Stored items from a collection:

-------

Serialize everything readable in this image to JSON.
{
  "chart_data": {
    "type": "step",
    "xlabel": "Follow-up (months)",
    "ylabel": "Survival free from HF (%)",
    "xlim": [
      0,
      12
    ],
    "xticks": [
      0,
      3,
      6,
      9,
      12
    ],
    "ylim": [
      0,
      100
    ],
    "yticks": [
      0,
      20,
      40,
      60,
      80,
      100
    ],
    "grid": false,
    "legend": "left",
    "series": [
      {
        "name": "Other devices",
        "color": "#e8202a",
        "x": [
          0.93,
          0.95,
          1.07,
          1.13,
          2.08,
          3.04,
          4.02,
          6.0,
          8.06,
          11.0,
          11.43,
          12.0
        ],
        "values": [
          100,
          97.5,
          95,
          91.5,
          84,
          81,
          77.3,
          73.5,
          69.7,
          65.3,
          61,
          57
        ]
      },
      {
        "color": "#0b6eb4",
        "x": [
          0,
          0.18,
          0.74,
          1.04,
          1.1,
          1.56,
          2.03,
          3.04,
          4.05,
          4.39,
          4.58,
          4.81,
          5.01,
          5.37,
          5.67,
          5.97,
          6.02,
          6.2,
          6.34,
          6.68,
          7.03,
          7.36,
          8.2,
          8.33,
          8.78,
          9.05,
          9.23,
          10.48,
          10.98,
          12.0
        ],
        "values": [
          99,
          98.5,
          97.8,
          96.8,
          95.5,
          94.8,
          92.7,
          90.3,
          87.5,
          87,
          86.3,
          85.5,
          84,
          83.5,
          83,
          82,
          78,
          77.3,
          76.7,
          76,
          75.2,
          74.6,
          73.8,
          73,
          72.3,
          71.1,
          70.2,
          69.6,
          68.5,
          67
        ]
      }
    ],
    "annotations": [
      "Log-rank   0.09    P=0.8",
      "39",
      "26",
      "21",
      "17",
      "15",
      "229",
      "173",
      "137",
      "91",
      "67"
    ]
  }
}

-------

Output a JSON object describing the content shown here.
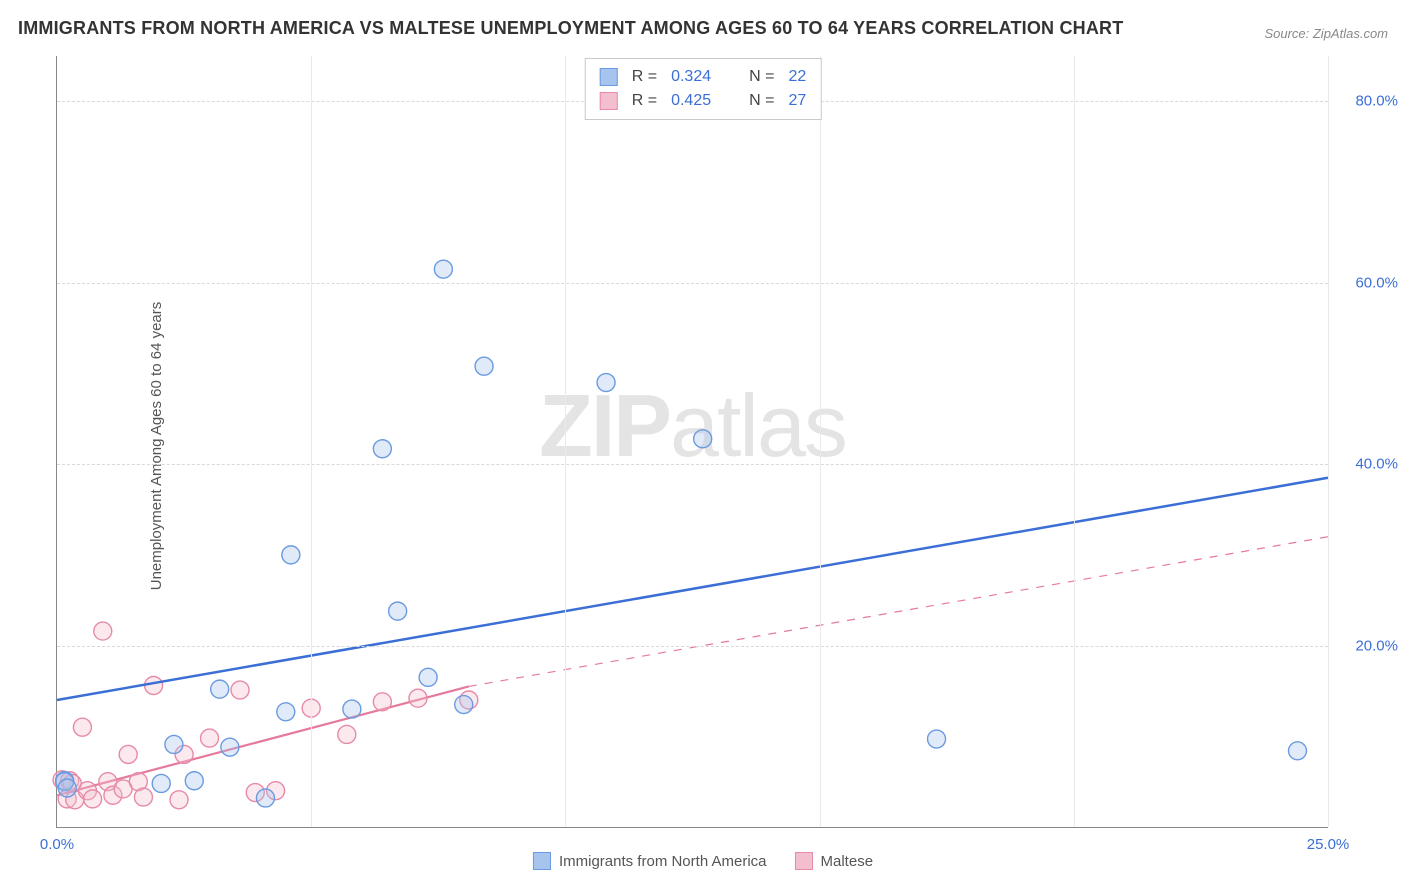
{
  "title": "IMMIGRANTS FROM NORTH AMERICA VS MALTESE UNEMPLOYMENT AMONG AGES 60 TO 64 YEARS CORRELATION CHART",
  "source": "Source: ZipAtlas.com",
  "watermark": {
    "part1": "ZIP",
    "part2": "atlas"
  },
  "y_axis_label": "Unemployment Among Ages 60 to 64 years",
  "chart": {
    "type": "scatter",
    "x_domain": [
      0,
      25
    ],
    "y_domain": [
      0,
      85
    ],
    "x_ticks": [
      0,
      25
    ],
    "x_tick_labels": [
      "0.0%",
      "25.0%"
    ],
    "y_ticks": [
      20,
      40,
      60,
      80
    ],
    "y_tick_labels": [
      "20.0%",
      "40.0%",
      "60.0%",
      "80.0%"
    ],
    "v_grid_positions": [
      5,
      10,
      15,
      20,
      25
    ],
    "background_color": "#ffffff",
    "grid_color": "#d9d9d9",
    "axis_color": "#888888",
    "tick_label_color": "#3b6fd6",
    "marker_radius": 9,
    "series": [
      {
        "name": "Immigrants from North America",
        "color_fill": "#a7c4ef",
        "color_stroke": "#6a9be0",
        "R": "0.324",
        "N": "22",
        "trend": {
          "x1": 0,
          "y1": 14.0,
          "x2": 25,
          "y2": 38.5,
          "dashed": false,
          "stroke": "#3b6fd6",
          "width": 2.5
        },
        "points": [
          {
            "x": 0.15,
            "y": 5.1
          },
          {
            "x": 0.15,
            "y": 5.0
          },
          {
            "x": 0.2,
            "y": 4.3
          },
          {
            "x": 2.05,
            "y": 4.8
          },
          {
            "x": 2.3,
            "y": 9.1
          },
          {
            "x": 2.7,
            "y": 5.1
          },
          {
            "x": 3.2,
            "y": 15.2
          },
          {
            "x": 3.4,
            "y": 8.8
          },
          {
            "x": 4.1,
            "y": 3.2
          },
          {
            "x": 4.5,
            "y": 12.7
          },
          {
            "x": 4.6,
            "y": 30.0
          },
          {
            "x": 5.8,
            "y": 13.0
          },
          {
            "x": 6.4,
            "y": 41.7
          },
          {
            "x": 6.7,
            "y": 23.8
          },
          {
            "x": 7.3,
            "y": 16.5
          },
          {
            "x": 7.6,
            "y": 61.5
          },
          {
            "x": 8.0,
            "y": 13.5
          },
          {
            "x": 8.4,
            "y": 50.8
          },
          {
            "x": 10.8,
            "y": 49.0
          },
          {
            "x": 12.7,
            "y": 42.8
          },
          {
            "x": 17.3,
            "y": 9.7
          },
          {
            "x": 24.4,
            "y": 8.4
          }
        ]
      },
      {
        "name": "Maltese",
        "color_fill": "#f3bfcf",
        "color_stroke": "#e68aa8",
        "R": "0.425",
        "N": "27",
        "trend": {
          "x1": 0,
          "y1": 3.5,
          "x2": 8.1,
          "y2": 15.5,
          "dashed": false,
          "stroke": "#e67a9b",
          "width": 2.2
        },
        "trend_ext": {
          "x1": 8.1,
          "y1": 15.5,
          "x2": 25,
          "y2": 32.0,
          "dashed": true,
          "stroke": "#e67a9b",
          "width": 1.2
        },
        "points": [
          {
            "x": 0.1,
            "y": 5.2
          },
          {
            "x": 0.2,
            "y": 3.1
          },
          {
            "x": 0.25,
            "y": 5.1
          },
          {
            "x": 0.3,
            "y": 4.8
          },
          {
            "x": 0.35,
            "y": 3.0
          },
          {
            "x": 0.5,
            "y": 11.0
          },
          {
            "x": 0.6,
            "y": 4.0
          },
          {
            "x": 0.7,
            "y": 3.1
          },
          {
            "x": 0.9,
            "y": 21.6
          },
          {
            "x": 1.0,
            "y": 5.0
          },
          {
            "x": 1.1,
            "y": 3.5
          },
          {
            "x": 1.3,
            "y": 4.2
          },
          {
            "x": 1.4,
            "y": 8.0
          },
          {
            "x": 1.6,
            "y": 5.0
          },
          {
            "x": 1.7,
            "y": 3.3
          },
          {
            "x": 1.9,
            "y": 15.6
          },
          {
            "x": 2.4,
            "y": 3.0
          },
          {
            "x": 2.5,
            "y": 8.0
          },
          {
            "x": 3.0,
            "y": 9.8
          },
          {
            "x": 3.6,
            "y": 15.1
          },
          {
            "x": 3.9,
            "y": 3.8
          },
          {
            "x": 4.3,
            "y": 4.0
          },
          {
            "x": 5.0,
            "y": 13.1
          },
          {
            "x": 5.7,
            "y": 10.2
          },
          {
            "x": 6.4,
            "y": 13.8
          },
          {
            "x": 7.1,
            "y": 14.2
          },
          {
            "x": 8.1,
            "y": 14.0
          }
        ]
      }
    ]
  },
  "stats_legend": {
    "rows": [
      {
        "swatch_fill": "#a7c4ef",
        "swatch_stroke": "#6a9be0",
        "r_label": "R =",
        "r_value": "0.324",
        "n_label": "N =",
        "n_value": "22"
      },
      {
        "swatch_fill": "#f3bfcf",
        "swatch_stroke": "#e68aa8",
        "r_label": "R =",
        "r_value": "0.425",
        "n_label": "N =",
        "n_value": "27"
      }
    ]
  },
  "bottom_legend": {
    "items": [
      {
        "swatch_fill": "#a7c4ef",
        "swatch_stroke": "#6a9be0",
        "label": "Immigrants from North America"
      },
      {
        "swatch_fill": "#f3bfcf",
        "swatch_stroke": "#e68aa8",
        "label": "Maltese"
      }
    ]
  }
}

-------

EXERCISE REQUIREMENTS:
Report each line in the preceding entries that holds the string "JSON".

WORKED SOLUTION:
Serialize everything readable in this image to JSON.
Output a JSON object describing the content shown here.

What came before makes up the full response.